━━ EXERCISE TEXT ━━

As V.P. of Product Development for Instantiations and project leader for our Eclipse-based WindowBuilder GUI tool, I am very concerned about the inaccuracies and misconceptions in your recent blog entry...
http://cld.blog-city.com/instantiations ... popula.htm
Another Eclipse company is offering NetBeans Swing-based Matisse support.
We are certainly not offering "NetBeans Swing-based Matisse support". What we are doing is offering support in Eclipse for the new GroupLayout layout manager that was initially created for Matisse and then open sourced. In fact, our support for GroupLayout and Swing GUI design in general is demonstrably better than what is in Matisse.
http://www.instantiations.com/windowbui ... hanMatisse
I should also note that we announced and started beta testing GroupLayout support back in December...well before Genuitec made their announcement (well before they even started their port of Matisse).
http://www.swt-designer.com/forum/viewtopic.php?t=740
Instantiations joins Genuitec in offering a NetBeans GUI Builder.
This is completely and unequivocal false. We are offering our own GUI builder built using Eclipse technology that now supports GroupLayout. We are not offering Matisse or any NetBeans GUI Builder.
All of this is more bad news for the Eclipse Visual Editor project which is watching Eclipse partners choosing to offer the popular NetBeans GUI Builder solution.

━━━
━━ RECORDED INFORMATION ━━

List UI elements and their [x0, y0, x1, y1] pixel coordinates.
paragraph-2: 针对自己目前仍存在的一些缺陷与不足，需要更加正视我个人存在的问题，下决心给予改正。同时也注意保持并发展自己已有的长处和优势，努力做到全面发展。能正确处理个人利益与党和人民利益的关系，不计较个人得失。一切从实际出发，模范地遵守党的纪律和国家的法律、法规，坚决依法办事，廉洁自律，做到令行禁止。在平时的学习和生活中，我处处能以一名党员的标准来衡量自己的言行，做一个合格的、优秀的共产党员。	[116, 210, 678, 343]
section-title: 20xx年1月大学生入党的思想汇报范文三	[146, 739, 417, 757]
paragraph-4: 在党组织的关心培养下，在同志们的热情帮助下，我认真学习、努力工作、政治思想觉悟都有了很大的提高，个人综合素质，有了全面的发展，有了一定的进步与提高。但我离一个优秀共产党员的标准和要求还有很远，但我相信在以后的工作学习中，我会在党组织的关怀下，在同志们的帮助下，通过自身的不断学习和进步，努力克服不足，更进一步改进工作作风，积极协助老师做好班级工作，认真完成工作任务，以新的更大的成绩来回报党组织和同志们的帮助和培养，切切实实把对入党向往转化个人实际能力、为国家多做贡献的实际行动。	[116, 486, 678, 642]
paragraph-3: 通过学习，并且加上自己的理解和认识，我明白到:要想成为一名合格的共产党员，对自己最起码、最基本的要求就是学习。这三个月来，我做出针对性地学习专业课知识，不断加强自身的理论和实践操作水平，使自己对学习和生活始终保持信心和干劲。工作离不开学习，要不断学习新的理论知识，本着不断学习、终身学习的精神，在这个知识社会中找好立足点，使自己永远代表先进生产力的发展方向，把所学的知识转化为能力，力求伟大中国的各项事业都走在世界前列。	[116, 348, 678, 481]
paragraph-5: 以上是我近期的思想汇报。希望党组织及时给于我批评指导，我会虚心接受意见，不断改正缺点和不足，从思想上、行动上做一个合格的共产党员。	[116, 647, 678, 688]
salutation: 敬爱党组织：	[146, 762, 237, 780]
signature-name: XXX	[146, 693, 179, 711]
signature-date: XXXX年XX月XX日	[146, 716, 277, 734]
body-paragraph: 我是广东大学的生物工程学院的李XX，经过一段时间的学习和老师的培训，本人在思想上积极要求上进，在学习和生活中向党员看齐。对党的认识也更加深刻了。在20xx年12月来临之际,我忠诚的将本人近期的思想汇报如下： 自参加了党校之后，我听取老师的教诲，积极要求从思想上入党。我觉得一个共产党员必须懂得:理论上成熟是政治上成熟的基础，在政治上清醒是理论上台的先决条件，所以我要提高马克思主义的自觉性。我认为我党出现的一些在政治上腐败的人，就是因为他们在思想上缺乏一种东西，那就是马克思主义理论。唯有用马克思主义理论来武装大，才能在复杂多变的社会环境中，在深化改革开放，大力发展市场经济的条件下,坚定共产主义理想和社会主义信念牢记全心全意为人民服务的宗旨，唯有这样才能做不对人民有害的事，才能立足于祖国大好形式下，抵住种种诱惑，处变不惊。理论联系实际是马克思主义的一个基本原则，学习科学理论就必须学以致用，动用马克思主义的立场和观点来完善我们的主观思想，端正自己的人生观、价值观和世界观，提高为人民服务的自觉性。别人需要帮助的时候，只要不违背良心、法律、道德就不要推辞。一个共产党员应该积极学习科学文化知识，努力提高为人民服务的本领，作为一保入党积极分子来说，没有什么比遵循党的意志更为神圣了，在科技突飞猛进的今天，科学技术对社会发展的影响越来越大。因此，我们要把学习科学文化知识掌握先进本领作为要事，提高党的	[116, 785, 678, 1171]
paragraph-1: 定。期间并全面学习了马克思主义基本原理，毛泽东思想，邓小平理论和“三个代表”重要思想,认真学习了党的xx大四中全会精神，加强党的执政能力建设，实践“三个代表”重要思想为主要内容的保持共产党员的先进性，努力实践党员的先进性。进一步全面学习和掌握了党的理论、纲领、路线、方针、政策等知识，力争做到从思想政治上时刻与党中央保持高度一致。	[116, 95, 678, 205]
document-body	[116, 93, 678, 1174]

━━━

EXERCISES TO COMPLETE —
1) In the letter about GroupLayout support, when did Instantiations announce and start beta testing its GroupLayout support?
2) Write the next part of the letter about GroupLayout support, picking up after its final sentence.

RESPONSES —
1) Back in December.

2)
Since your premise is false, your conclusion is equally false. Here are some things you should be aware of:
o Our WindowBuilder product, while being a pure Eclipse solution, was never based on the Eclipse Visual Editor. Therefore, our addition of GroupLayout support is neither good news or bad news for the Eclipse Visual Editor project.
o We are absolutely not "choosing to offer the popular NetBeans GUI Builder". As our GUI tool was already demonstrably better than Matisse, that would be a foolish choice for us.
o You should not kid yourself that Genuitec did you any favors. Any perceived advantages that NetBeans might have had over Eclipse vis-a-vis Matisse were all but eliminated once Genuitec ported Matisse to Eclipse. No matter how you might wish it to be true, having Matisse available in Eclipse is not going to help drive any users to NetBeans. Why go to NetBeans to get GroupLayout support when you can get a native Eclipse implementation from us or a port of Matisse itself from Genuitec?
o The only thing that Matisse had going for it was its support for GroupLayout. Discounting that, the Eclipse Visual Editor is actually a much better Swing GUI development tool. If the Eclipse Visual Editor team decides to add support for GroupLayout (which then can do now that GroupLayout is open source), there would be no benefit at all to using Matisse over the Visual Editor.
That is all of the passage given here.